**Short task:**
Repeat a passage of the surfing essay below verbatim, starting at the words "I found an old" and ending after the words "the winter months.".

**Supplied text:**
● ● ●

A Love Letter to Surfing
Back in the day, people typically came all the way out to Montauk for two reasons: fishing or surfing. In my family's case, it was both.
My dad first came out here in the 70's and was one of the first to set a gillnet off the point. He's also claimed to "catch telephone pole size waves" off the very same beach, although one story is much more believable than the other. Many years later my stepfather and mother brought us out to Montauk, also following the fish but this time longlining for tuna and swordfish. We spent every summer there until my brother and I successfully convinced my parents to move there full time. I was about 13 years old and had caught a severe case of the surf bug. I was already a toeheaded beach grom but my local friends were lightyears ahead of me in the surf game. Surfing became my entire existence and my goal was to get as good as my friends.
Growing up in Montauk, surrounded by the ocean and being able to surf after school every day (sometimes before school), was literally a dream come true for me. I chased waves out to Southern California for college, where I scratched that itch and surfed pretty much every day- but Montauk was always calling me home and soon after I graduated, I found myself right back here.
I found an old ice house on Fort Pond Bay and started hand-printing T-shirts the summer I turned 23. At first, it was a way to combine the two things I loved most: art and surfing. I wasn't trying to build a brand, I just wanted to make things that felt like home, that my friends wanted to wear, and that could put a couple dollars in my pocket to chase waves around the globe during the winter months.

● ● ●

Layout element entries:
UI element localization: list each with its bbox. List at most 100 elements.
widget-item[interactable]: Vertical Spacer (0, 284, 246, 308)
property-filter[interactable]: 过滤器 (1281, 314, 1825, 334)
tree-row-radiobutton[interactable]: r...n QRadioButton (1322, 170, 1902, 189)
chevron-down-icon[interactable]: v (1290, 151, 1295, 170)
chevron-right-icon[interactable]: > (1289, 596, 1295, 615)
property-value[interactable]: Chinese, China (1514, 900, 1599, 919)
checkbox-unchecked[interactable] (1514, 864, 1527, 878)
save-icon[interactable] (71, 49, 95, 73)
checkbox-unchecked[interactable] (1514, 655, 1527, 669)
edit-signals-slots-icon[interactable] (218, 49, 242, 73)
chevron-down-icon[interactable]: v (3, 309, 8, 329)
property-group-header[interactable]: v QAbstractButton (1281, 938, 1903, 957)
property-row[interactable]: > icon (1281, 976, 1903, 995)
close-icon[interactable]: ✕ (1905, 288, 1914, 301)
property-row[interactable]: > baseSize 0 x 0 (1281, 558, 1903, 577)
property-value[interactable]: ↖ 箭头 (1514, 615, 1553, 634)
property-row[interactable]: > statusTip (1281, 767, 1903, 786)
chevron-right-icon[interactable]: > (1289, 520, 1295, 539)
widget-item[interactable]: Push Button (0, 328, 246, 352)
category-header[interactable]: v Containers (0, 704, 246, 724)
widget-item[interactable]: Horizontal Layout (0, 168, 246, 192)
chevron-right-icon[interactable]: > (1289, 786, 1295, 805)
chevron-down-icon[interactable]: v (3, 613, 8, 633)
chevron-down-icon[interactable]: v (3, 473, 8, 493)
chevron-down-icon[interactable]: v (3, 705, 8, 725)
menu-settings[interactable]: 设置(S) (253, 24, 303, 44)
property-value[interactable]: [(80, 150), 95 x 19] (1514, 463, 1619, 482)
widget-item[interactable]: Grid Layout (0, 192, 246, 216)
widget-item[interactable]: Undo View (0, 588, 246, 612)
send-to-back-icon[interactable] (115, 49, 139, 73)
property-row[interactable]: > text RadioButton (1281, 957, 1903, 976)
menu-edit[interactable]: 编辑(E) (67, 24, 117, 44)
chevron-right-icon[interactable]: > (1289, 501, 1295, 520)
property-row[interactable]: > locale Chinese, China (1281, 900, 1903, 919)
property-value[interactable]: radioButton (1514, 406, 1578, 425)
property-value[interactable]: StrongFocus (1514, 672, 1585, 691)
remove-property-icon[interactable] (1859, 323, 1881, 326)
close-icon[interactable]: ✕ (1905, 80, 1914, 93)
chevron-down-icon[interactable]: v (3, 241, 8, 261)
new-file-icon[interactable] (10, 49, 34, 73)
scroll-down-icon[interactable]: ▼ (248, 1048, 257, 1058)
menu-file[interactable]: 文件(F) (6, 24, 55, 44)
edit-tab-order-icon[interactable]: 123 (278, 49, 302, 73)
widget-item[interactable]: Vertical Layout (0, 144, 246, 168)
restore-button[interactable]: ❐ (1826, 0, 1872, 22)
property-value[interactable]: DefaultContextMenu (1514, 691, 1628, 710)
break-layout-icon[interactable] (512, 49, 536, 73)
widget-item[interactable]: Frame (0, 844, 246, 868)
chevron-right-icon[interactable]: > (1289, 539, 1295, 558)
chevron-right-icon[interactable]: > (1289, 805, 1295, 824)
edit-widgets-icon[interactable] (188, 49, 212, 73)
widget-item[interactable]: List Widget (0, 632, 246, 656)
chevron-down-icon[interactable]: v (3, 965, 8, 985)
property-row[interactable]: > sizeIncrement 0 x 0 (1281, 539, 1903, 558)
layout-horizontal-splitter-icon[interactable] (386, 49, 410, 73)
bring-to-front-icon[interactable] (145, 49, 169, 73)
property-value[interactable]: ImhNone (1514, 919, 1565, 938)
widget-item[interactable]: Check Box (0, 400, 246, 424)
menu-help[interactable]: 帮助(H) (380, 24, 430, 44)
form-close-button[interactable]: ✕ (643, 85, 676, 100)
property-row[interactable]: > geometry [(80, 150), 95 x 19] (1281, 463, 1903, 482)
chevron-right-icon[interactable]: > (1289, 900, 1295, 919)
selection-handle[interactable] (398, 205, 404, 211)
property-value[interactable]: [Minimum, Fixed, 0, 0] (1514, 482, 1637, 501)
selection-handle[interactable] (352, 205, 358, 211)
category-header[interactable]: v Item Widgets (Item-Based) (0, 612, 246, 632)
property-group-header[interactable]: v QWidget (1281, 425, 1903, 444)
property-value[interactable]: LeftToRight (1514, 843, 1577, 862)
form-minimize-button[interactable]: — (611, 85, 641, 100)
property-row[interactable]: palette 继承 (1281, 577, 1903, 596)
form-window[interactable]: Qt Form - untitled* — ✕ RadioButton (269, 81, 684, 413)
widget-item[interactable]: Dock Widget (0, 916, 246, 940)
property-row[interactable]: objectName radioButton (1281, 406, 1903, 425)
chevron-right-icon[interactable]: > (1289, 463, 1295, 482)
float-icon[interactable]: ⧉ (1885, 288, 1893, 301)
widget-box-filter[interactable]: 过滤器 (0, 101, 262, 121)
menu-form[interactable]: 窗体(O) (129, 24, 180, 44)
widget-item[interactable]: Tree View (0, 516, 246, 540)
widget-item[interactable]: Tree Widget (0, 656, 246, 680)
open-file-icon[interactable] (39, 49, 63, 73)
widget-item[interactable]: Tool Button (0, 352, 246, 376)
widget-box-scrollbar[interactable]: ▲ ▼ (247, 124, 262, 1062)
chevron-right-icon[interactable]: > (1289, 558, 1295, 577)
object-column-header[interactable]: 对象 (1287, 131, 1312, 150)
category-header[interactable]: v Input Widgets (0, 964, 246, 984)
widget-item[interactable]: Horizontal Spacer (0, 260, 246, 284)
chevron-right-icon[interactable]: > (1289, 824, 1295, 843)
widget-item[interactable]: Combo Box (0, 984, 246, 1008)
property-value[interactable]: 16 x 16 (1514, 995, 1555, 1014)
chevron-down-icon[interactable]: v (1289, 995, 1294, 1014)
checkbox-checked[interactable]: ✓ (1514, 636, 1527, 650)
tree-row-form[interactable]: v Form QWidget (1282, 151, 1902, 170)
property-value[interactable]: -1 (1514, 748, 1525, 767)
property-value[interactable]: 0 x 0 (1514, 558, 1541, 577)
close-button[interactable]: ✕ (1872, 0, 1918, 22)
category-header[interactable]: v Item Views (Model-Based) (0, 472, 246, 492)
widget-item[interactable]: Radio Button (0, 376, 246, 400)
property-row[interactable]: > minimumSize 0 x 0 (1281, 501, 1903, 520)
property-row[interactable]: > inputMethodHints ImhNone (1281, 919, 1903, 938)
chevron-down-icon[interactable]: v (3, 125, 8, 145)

● ● ●

**Result below:**
I found an old ice house on Fort Pond Bay and started hand-printing T-shirts the summer I turned 23. At first, it was a way to combine the two things I loved most: art and surfing. I wasn't trying to build a brand, I just wanted to make things that felt like home, that my friends wanted to wear, and that could put a couple dollars in my pocket to chase waves around the globe during the winter months.